*Task statement*. Take every line from the listing below that contains "Wonderful".

*Supplied entries*.
★ ★ ★ ★
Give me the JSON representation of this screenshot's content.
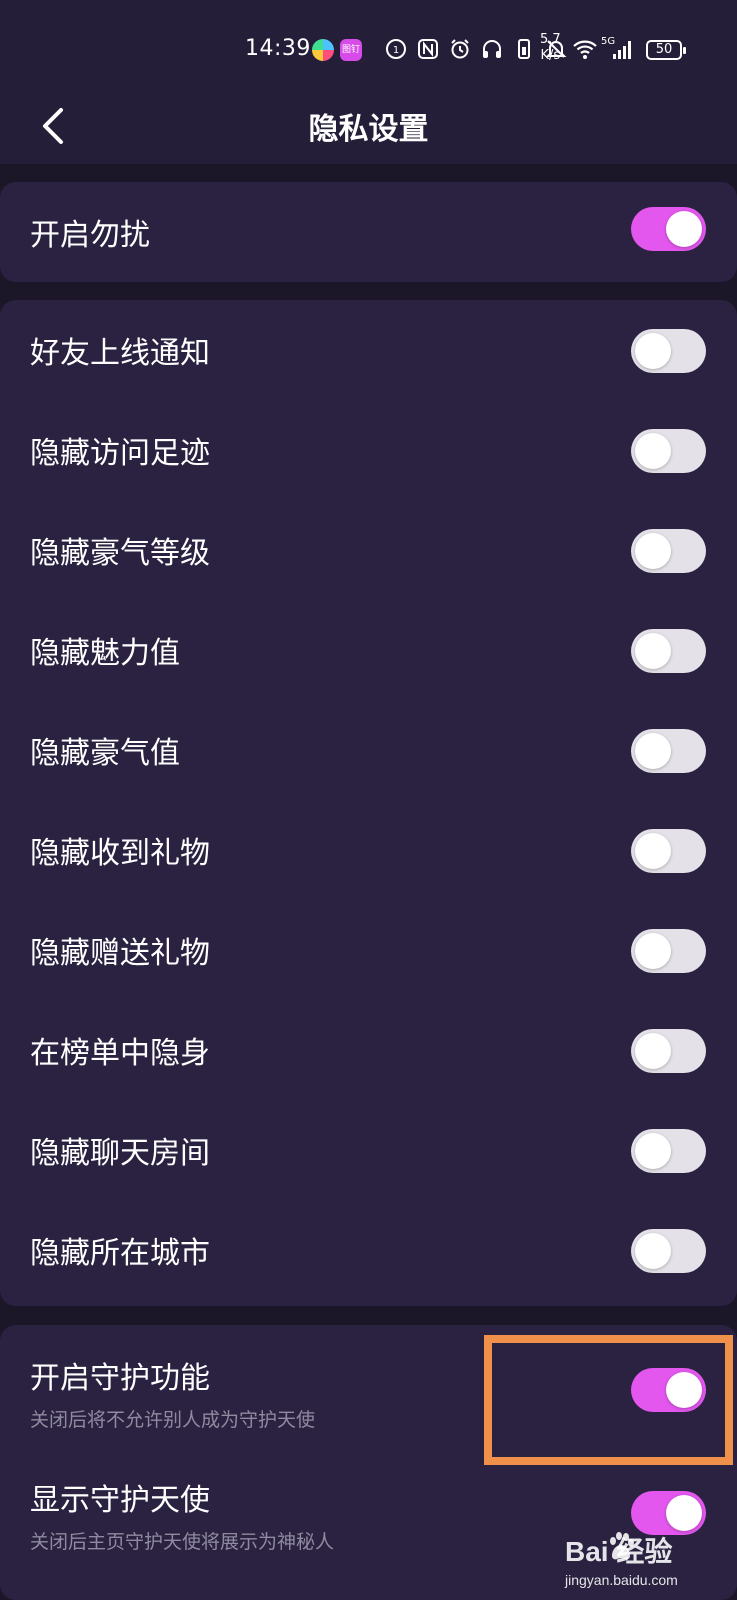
{
  "status_bar": {
    "time": "14:39",
    "app_badge": "图钉",
    "net_speed_value": "5.7",
    "net_speed_unit": "K/s",
    "signal_label": "5G",
    "battery": "50",
    "icons": [
      "nfc-data-icon",
      "nfc-icon",
      "alarm-icon",
      "headphones-icon",
      "vibrate-icon",
      "mute-bell-icon",
      "wifi-icon",
      "signal-bars-icon",
      "battery-icon"
    ]
  },
  "header": {
    "title": "隐私设置",
    "back_icon": "chevron-left-icon"
  },
  "settings": {
    "do_not_disturb": {
      "label": "开启勿扰",
      "on": true
    },
    "list": [
      {
        "label": "好友上线通知",
        "on": false
      },
      {
        "label": "隐藏访问足迹",
        "on": false
      },
      {
        "label": "隐藏豪气等级",
        "on": false
      },
      {
        "label": "隐藏魅力值",
        "on": false
      },
      {
        "label": "隐藏豪气值",
        "on": false
      },
      {
        "label": "隐藏收到礼物",
        "on": false
      },
      {
        "label": "隐藏赠送礼物",
        "on": false
      },
      {
        "label": "在榜单中隐身",
        "on": false
      },
      {
        "label": "隐藏聊天房间",
        "on": false
      },
      {
        "label": "隐藏所在城市",
        "on": false
      }
    ],
    "guard": {
      "label": "开启守护功能",
      "sublabel": "关闭后将不允许别人成为守护天使",
      "on": true
    },
    "show_guard": {
      "label": "显示守护天使",
      "sublabel": "关闭后主页守护天使将展示为神秘人",
      "on": true
    }
  },
  "colors": {
    "background": "#1c1728",
    "card": "#2a2240",
    "toggle_on": "#e357ee",
    "toggle_off": "#e4e2e8",
    "highlight": "#f0914b"
  },
  "watermark": {
    "brand": "Bai  经验",
    "url": "jingyan.baidu.com"
  }
}
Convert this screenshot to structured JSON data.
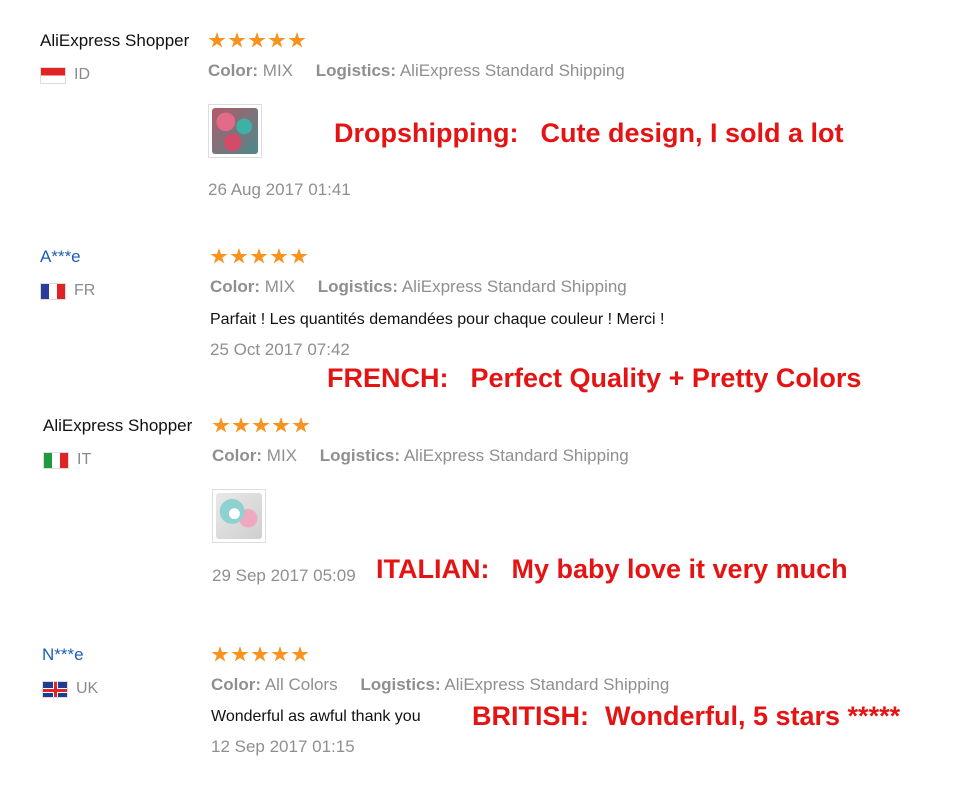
{
  "reviews": [
    {
      "user": "AliExpress Shopper",
      "country": "ID",
      "flag": "flag-indonesia-icon",
      "rating": 5,
      "color_label": "Color:",
      "color_value": "MIX",
      "logistics_label": "Logistics:",
      "logistics_value": "AliExpress Standard Shipping",
      "comment": "",
      "has_photo": true,
      "date": "26 Aug 2017 01:41",
      "note_tag": "Dropshipping:",
      "note_text": "Cute design, I sold a lot"
    },
    {
      "user": "A***e",
      "country": "FR",
      "flag": "flag-france-icon",
      "rating": 5,
      "color_label": "Color:",
      "color_value": "MIX",
      "logistics_label": "Logistics:",
      "logistics_value": "AliExpress Standard Shipping",
      "comment": "Parfait ! Les quantités demandées pour chaque couleur ! Merci !",
      "has_photo": false,
      "date": "25 Oct 2017 07:42",
      "note_tag": "FRENCH:",
      "note_text": "Perfect Quality + Pretty Colors"
    },
    {
      "user": "AliExpress Shopper",
      "country": "IT",
      "flag": "flag-italy-icon",
      "rating": 5,
      "color_label": "Color:",
      "color_value": "MIX",
      "logistics_label": "Logistics:",
      "logistics_value": "AliExpress Standard Shipping",
      "comment": "",
      "has_photo": true,
      "date": "29 Sep 2017 05:09",
      "note_tag": "ITALIAN:",
      "note_text": "My baby love it very much"
    },
    {
      "user": "N***e",
      "country": "UK",
      "flag": "flag-uk-icon",
      "rating": 5,
      "color_label": "Color:",
      "color_value": "All Colors",
      "logistics_label": "Logistics:",
      "logistics_value": "AliExpress Standard Shipping",
      "comment": "Wonderful as awful thank you",
      "has_photo": false,
      "date": "12 Sep 2017 01:15",
      "note_tag": "BRITISH:",
      "note_text": "Wonderful, 5 stars *****"
    }
  ],
  "colors": {
    "star": "#f7931e",
    "annotation": "#e51414",
    "masked_username": "#1c5fb5",
    "meta_text": "#8f8f8f"
  }
}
★ ★ ★ ★
*Answer to the task*.
      "comment": "Wonderful as awful thank you",
      "note_text": "Wonderful, 5 stars *****"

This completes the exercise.